[INFORMATION SHOWN start]

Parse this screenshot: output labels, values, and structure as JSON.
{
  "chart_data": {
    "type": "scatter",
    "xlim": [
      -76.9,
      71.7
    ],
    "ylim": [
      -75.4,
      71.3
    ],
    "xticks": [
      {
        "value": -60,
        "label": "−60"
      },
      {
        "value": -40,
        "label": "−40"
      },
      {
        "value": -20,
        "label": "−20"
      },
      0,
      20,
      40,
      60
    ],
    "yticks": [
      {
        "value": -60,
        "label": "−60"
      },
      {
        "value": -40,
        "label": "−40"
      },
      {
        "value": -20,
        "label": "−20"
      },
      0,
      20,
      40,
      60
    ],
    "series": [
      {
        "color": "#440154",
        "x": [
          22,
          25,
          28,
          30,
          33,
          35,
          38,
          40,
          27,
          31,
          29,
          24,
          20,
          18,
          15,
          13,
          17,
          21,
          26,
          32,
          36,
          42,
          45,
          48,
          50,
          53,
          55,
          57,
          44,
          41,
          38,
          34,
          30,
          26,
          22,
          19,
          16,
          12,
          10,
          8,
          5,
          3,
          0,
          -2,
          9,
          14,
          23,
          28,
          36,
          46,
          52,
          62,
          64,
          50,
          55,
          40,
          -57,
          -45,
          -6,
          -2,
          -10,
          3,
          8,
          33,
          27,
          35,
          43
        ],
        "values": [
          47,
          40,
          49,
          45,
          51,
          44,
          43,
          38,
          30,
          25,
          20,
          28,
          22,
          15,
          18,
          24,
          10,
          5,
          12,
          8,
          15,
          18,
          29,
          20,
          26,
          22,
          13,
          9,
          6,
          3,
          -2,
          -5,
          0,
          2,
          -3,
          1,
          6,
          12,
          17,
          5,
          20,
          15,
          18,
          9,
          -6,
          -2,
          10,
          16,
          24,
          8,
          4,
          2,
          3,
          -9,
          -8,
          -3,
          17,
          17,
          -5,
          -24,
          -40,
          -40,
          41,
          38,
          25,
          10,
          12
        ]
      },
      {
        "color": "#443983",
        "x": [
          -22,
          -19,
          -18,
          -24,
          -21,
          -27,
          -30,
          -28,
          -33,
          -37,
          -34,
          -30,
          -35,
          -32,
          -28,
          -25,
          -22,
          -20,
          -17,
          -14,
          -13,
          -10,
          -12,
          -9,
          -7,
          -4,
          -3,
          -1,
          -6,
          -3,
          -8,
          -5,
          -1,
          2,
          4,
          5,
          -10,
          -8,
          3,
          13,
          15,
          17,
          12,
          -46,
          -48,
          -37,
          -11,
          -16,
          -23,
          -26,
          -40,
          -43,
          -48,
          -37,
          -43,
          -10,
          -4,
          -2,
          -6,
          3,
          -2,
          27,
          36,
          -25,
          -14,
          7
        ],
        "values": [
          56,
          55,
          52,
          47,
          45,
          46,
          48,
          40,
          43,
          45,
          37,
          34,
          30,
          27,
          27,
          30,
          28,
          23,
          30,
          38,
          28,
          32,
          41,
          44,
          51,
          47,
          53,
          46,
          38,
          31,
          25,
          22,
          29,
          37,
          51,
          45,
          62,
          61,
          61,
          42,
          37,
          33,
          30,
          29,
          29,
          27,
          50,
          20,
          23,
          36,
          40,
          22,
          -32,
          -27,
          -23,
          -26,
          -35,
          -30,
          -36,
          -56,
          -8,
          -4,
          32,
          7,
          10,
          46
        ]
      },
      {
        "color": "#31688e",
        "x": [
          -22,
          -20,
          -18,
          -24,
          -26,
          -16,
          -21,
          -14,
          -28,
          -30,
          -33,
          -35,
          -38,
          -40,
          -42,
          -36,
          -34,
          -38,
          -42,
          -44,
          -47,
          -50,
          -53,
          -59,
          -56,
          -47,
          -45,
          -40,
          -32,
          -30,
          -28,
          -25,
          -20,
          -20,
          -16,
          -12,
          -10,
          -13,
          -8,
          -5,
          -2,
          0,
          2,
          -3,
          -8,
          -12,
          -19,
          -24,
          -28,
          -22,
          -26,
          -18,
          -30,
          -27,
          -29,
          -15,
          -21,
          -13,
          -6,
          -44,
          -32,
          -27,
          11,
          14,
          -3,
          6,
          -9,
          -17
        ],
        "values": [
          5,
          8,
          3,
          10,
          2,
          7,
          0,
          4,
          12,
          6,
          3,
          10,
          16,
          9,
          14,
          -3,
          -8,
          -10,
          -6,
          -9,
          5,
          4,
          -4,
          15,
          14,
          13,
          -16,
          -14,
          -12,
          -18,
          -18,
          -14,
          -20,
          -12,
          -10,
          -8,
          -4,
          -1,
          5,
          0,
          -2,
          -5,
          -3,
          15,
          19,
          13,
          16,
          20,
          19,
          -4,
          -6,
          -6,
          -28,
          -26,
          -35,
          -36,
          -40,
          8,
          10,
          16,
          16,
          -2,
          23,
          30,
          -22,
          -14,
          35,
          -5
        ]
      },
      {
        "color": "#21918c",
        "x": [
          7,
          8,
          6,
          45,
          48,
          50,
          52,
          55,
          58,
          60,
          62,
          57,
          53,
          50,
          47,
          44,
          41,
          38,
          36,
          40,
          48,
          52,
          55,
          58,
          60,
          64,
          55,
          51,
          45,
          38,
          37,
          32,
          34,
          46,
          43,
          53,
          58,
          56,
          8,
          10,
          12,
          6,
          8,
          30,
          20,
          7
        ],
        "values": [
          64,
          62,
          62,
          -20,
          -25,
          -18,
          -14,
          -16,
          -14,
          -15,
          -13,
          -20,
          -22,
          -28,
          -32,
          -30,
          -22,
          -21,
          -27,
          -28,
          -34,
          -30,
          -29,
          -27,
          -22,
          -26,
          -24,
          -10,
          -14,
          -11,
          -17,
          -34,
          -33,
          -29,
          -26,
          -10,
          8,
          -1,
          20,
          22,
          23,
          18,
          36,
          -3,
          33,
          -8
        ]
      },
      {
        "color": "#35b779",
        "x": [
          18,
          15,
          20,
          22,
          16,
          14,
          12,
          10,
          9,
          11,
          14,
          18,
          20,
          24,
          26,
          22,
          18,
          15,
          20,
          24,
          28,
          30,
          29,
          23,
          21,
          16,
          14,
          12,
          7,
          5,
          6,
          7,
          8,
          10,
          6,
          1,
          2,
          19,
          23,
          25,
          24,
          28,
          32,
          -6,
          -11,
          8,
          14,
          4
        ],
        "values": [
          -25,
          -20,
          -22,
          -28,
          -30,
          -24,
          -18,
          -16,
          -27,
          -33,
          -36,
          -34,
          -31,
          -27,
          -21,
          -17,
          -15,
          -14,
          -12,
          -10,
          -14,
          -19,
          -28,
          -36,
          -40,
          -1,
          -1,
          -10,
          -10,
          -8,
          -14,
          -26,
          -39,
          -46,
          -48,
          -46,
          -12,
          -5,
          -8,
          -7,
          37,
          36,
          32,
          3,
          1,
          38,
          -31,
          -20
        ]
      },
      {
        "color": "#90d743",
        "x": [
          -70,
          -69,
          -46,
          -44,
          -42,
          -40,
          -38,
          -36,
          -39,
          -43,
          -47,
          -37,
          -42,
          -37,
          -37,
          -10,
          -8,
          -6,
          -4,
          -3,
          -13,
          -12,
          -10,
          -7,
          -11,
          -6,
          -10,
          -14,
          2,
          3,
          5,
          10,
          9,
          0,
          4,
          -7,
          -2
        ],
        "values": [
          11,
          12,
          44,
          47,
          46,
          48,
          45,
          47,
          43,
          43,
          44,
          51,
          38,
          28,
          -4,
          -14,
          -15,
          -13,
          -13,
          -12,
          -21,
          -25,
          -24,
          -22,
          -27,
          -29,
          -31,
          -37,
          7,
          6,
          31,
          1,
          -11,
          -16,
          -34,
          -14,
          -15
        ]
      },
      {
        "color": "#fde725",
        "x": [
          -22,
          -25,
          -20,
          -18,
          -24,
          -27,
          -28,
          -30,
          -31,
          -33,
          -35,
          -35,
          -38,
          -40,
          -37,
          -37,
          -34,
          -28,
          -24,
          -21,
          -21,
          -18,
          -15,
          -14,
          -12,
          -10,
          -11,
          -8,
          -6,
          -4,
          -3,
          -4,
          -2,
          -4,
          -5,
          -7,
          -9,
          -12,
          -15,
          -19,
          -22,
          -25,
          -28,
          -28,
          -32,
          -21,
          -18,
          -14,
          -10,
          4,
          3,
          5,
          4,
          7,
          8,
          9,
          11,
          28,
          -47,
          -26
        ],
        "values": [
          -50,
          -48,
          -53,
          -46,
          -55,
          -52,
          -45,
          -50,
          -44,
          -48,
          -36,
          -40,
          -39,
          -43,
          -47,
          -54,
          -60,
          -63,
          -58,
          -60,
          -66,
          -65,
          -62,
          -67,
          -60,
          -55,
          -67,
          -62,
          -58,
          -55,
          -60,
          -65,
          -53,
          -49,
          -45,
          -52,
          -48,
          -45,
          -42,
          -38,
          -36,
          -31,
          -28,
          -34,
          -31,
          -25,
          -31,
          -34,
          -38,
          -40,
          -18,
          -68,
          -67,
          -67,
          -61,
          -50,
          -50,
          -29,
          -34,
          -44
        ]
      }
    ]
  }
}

[INFORMATION SHOWN end]

* EXERCISE REQUIREMENTS
Pull out all lines from the listing that contain the string "color".

* REPLY
        "color": "#440154",
        "color": "#443983",
        "color": "#31688e",
        "color": "#21918c",
        "color": "#35b779",
        "color": "#90d743",
        "color": "#fde725",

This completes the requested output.